▶ _Records supplied_
══════════

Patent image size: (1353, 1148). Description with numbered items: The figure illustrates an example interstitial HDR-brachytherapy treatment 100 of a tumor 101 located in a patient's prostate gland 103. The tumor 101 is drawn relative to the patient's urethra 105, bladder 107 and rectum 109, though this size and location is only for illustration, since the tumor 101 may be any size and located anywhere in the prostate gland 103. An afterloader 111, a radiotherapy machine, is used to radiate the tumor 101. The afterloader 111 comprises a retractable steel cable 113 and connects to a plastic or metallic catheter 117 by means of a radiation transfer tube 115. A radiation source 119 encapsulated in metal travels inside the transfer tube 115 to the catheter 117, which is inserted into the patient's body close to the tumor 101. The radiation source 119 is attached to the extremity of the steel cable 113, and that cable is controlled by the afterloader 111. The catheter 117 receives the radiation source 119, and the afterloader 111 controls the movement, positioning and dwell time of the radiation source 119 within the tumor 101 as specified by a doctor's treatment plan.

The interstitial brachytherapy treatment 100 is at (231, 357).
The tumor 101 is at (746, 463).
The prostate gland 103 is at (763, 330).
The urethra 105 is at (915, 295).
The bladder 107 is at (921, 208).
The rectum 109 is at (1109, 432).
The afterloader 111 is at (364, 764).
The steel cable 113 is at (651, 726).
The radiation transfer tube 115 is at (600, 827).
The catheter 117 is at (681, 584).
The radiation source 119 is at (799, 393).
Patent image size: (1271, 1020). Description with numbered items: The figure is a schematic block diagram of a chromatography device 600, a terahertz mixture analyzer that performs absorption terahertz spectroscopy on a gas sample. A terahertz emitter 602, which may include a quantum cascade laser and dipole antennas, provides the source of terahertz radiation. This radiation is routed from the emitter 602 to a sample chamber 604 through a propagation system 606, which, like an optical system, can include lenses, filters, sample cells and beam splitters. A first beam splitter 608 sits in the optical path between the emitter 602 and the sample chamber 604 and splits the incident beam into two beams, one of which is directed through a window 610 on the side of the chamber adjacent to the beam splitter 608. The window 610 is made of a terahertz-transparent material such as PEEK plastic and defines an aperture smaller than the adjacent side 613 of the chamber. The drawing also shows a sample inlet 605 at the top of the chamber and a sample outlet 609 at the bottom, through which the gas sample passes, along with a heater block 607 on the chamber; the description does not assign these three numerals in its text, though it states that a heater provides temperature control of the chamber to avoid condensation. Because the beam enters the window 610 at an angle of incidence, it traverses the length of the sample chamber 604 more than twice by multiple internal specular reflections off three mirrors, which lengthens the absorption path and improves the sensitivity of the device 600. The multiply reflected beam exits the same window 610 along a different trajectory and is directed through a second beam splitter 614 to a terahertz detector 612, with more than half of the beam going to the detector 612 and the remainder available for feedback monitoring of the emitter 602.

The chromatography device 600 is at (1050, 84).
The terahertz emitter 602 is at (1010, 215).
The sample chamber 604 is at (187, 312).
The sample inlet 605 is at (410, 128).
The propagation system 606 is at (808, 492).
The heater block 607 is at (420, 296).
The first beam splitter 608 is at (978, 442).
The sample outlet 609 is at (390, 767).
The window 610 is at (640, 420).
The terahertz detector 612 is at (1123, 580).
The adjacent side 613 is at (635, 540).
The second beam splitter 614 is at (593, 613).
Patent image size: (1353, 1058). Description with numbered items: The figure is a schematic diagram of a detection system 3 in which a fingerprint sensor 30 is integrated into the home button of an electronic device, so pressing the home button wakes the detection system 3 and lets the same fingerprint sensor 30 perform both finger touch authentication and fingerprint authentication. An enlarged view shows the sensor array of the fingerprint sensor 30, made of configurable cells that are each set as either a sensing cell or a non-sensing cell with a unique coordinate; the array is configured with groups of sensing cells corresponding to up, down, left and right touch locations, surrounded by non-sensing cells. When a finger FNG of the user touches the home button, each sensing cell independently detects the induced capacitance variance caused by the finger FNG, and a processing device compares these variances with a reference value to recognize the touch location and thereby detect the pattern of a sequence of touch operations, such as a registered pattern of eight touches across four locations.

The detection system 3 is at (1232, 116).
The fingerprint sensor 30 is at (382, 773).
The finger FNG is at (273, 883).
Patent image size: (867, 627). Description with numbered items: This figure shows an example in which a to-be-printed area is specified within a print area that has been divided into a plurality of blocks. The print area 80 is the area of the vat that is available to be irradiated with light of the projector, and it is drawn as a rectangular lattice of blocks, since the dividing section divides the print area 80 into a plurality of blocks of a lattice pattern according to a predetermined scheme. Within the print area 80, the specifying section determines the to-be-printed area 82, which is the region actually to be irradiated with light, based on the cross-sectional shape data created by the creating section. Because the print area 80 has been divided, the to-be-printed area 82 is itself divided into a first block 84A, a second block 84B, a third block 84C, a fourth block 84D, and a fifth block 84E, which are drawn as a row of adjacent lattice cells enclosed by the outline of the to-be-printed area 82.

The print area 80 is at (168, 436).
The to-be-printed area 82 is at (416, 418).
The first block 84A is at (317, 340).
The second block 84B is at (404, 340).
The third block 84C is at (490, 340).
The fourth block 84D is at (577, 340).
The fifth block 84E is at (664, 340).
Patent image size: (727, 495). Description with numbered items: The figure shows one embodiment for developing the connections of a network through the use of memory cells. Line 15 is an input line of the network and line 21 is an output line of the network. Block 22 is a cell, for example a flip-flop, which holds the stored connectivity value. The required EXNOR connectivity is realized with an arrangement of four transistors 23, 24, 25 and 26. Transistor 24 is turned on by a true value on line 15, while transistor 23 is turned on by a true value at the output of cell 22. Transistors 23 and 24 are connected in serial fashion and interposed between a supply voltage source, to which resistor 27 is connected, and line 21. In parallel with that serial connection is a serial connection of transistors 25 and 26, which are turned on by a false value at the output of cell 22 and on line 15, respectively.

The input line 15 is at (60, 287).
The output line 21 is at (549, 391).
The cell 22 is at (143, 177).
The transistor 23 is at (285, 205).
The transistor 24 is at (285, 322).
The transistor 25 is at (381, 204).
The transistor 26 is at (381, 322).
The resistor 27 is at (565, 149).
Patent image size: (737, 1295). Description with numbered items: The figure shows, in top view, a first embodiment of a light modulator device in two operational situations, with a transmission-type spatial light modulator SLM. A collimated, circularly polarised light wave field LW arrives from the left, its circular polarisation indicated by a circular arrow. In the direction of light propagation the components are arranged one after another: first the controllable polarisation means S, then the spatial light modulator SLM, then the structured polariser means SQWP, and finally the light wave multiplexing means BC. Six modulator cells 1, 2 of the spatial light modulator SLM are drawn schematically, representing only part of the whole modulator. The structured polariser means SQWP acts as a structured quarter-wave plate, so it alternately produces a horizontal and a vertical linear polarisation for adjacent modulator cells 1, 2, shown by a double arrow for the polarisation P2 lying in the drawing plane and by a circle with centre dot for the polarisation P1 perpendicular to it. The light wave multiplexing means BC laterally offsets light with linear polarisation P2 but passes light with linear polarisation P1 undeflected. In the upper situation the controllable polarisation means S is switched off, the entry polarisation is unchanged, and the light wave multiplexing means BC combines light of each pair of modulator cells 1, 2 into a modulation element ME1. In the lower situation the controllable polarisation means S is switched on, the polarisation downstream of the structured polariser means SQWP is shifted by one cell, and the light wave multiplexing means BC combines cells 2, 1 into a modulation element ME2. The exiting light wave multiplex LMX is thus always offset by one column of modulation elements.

══════════

▶ _What needs to be done_
In full and without edits, return the listing.

▶ _Output of the task_
Patent image size: (1353, 1148). Description with numbered items: The figure illustrates an example interstitial HDR-brachytherapy treatment 100 of a tumor 101 located in a patient's prostate gland 103. The tumor 101 is drawn relative to the patient's urethra 105, bladder 107 and rectum 109, though this size and location is only for illustration, since the tumor 101 may be any size and located anywhere in the prostate gland 103. An afterloader 111, a radiotherapy machine, is used to radiate the tumor 101. The afterloader 111 comprises a retractable steel cable 113 and connects to a plastic or metallic catheter 117 by means of a radiation transfer tube 115. A radiation source 119 encapsulated in metal travels inside the transfer tube 115 to the catheter 117, which is inserted into the patient's body close to the tumor 101. The radiation source 119 is attached to the extremity of the steel cable 113, and that cable is controlled by the afterloader 111. The catheter 117 receives the radiation source 119, and the afterloader 111 controls the movement, positioning and dwell time of the radiation source 119 within the tumor 101 as specified by a doctor's treatment plan.

The interstitial brachytherapy treatment 100 is at (231, 357).
The tumor 101 is at (746, 463).
The prostate gland 103 is at (763, 330).
The urethra 105 is at (915, 295).
The bladder 107 is at (921, 208).
The rectum 109 is at (1109, 432).
The afterloader 111 is at (364, 764).
The steel cable 113 is at (651, 726).
The radiation transfer tube 115 is at (600, 827).
The catheter 117 is at (681, 584).
The radiation source 119 is at (799, 393).
Patent image size: (1271, 1020). Description with numbered items: The figure is a schematic block diagram of a chromatography device 600, a terahertz mixture analyzer that performs absorption terahertz spectroscopy on a gas sample. A terahertz emitter 602, which may include a quantum cascade laser and dipole antennas, provides the source of terahertz radiation. This radiation is routed from the emitter 602 to a sample chamber 604 through a propagation system 606, which, like an optical system, can include lenses, filters, sample cells and beam splitters. A first beam splitter 608 sits in the optical path between the emitter 602 and the sample chamber 604 and splits the incident beam into two beams, one of which is directed through a window 610 on the side of the chamber adjacent to the beam splitter 608. The window 610 is made of a terahertz-transparent material such as PEEK plastic and defines an aperture smaller than the adjacent side 613 of the chamber. The drawing also shows a sample inlet 605 at the top of the chamber and a sample outlet 609 at the bottom, through which the gas sample passes, along with a heater block 607 on the chamber; the description does not assign these three numerals in its text, though it states that a heater provides temperature control of the chamber to avoid condensation. Because the beam enters the window 610 at an angle of incidence, it traverses the length of the sample chamber 604 more than twice by multiple internal specular reflections off three mirrors, which lengthens the absorption path and improves the sensitivity of the device 600. The multiply reflected beam exits the same window 610 along a different trajectory and is directed through a second beam splitter 614 to a terahertz detector 612, with more than half of the beam going to the detector 612 and the remainder available for feedback monitoring of the emitter 602.

The chromatography device 600 is at (1050, 84).
The terahertz emitter 602 is at (1010, 215).
The sample chamber 604 is at (187, 312).
The sample inlet 605 is at (410, 128).
The propagation system 606 is at (808, 492).
The heater block 607 is at (420, 296).
The first beam splitter 608 is at (978, 442).
The sample outlet 609 is at (390, 767).
The window 610 is at (640, 420).
The terahertz detector 612 is at (1123, 580).
The adjacent side 613 is at (635, 540).
The second beam splitter 614 is at (593, 613).
Patent image size: (1353, 1058). Description with numbered items: The figure is a schematic diagram of a detection system 3 in which a fingerprint sensor 30 is integrated into the home button of an electronic device, so pressing the home button wakes the detection system 3 and lets the same fingerprint sensor 30 perform both finger touch authentication and fingerprint authentication. An enlarged view shows the sensor array of the fingerprint sensor 30, made of configurable cells that are each set as either a sensing cell or a non-sensing cell with a unique coordinate; the array is configured with groups of sensing cells corresponding to up, down, left and right touch locations, surrounded by non-sensing cells. When a finger FNG of the user touches the home button, each sensing cell independently detects the induced capacitance variance caused by the finger FNG, and a processing device compares these variances with a reference value to recognize the touch location and thereby detect the pattern of a sequence of touch operations, such as a registered pattern of eight touches across four locations.

The detection system 3 is at (1232, 116).
The fingerprint sensor 30 is at (382, 773).
The finger FNG is at (273, 883).
Patent image size: (867, 627). Description with numbered items: This figure shows an example in which a to-be-printed area is specified within a print area that has been divided into a plurality of blocks. The print area 80 is the area of the vat that is available to be irradiated with light of the projector, and it is drawn as a rectangular lattice of blocks, since the dividing section divides the print area 80 into a plurality of blocks of a lattice pattern according to a predetermined scheme. Within the print area 80, the specifying section determines the to-be-printed area 82, which is the region actually to be irradiated with light, based on the cross-sectional shape data created by the creating section. Because the print area 80 has been divided, the to-be-printed area 82 is itself divided into a first block 84A, a second block 84B, a third block 84C, a fourth block 84D, and a fifth block 84E, which are drawn as a row of adjacent lattice cells enclosed by the outline of the to-be-printed area 82.

The print area 80 is at (168, 436).
The to-be-printed area 82 is at (416, 418).
The first block 84A is at (317, 340).
The second block 84B is at (404, 340).
The third block 84C is at (490, 340).
The fourth block 84D is at (577, 340).
The fifth block 84E is at (664, 340).
Patent image size: (727, 495). Description with numbered items: The figure shows one embodiment for developing the connections of a network through the use of memory cells. Line 15 is an input line of the network and line 21 is an output line of the network. Block 22 is a cell, for example a flip-flop, which holds the stored connectivity value. The required EXNOR connectivity is realized with an arrangement of four transistors 23, 24, 25 and 26. Transistor 24 is turned on by a true value on line 15, while transistor 23 is turned on by a true value at the output of cell 22. Transistors 23 and 24 are connected in serial fashion and interposed between a supply voltage source, to which resistor 27 is connected, and line 21. In parallel with that serial connection is a serial connection of transistors 25 and 26, which are turned on by a false value at the output of cell 22 and on line 15, respectively.

The input line 15 is at (60, 287).
The output line 21 is at (549, 391).
The cell 22 is at (143, 177).
The transistor 23 is at (285, 205).
The transistor 24 is at (285, 322).
The transistor 25 is at (381, 204).
The transistor 26 is at (381, 322).
The resistor 27 is at (565, 149).
Patent image size: (737, 1295). Description with numbered items: The figure shows, in top view, a first embodiment of a light modulator device in two operational situations, with a transmission-type spatial light modulator SLM. A collimated, circularly polarised light wave field LW arrives from the left, its circular polarisation indicated by a circular arrow. In the direction of light propagation the components are arranged one after another: first the controllable polarisation means S, then the spatial light modulator SLM, then the structured polariser means SQWP, and finally the light wave multiplexing means BC. Six modulator cells 1, 2 of the spatial light modulator SLM are drawn schematically, representing only part of the whole modulator. The structured polariser means SQWP acts as a structured quarter-wave plate, so it alternately produces a horizontal and a vertical linear polarisation for adjacent modulator cells 1, 2, shown by a double arrow for the polarisation P2 lying in the drawing plane and by a circle with centre dot for the polarisation P1 perpendicular to it. The light wave multiplexing means BC laterally offsets light with linear polarisation P2 but passes light with linear polarisation P1 undeflected. In the upper situation the controllable polarisation means S is switched off, the entry polarisation is unchanged, and the light wave multiplexing means BC combines light of each pair of modulator cells 1, 2 into a modulation element ME1. In the lower situation the controllable polarisation means S is switched on, the polarisation downstream of the structured polariser means SQWP is shifted by one cell, and the light wave multiplexing means BC combines cells 2, 1 into a modulation element ME2. The exiting light wave multiplex LMX is thus always offset by one column of modulation elements.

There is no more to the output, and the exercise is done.